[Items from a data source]
* * *

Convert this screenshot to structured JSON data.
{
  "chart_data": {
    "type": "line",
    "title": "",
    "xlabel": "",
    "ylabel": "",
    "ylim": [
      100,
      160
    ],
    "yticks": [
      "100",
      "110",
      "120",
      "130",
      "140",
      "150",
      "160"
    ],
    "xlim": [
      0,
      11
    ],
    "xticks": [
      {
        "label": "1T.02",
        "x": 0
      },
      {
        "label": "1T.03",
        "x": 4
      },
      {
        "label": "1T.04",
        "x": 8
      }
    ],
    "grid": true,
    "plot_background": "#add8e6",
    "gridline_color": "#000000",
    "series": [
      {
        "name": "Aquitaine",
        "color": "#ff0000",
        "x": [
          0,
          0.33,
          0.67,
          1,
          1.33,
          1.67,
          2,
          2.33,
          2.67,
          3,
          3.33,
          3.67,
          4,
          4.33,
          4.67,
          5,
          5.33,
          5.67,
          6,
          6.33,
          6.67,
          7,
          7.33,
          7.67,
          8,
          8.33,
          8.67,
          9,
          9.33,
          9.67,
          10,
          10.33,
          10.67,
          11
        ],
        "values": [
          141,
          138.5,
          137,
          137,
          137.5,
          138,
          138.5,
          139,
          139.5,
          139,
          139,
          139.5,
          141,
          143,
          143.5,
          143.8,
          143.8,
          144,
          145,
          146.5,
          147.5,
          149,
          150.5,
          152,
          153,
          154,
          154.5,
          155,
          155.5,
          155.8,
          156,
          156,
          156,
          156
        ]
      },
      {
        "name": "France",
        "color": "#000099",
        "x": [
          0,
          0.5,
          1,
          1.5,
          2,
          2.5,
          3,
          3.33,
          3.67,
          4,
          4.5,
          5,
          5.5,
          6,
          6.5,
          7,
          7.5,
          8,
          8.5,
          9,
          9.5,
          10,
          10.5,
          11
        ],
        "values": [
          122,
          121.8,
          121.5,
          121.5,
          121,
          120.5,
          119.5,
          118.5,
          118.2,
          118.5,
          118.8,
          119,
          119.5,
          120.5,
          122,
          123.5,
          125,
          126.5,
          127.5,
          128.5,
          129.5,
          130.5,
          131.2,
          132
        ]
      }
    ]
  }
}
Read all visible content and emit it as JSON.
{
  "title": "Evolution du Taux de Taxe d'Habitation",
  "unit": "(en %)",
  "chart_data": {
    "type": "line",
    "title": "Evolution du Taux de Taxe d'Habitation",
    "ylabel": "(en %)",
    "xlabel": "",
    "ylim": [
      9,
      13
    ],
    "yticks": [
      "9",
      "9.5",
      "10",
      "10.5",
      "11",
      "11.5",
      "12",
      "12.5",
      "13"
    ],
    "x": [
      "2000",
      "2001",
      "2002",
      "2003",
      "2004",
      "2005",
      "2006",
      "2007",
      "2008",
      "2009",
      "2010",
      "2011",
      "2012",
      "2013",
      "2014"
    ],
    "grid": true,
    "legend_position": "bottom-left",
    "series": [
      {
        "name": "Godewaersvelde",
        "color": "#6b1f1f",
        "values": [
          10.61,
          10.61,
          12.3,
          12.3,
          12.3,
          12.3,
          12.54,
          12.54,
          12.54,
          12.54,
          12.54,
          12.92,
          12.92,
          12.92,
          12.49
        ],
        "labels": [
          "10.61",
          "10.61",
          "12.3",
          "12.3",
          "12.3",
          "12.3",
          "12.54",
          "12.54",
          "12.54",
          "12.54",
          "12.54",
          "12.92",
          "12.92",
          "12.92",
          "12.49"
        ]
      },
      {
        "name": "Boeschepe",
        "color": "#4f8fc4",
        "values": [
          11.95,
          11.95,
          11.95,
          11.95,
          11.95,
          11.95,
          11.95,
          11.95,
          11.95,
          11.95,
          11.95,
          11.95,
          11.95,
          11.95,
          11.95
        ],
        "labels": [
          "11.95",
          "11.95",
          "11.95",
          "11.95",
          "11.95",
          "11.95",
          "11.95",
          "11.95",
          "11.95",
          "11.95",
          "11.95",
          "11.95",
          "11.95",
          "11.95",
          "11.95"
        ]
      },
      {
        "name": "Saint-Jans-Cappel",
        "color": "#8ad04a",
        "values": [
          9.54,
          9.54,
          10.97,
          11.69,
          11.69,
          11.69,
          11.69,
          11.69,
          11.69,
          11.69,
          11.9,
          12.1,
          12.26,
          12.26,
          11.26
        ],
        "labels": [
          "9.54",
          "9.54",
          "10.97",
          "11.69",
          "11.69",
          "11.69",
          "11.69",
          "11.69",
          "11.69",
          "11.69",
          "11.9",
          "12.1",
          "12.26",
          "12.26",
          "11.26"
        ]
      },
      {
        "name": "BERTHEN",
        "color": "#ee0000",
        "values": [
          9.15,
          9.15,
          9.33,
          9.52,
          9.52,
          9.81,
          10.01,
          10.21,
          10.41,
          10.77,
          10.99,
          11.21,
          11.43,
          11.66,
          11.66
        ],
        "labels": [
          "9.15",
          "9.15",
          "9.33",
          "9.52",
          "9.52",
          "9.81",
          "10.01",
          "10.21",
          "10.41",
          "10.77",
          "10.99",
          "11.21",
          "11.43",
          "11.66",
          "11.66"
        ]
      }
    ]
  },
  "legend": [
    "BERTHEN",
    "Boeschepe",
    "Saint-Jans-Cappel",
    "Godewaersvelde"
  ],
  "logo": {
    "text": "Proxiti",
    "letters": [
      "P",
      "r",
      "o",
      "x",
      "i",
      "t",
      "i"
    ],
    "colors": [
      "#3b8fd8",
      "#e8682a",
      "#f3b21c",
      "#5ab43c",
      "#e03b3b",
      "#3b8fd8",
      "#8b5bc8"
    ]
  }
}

* * *

Copy each line of the records above that carries the word "Saint".

— Final result —
        "name": "Saint-Jans-Cappel",
    "Saint-Jans-Cappel",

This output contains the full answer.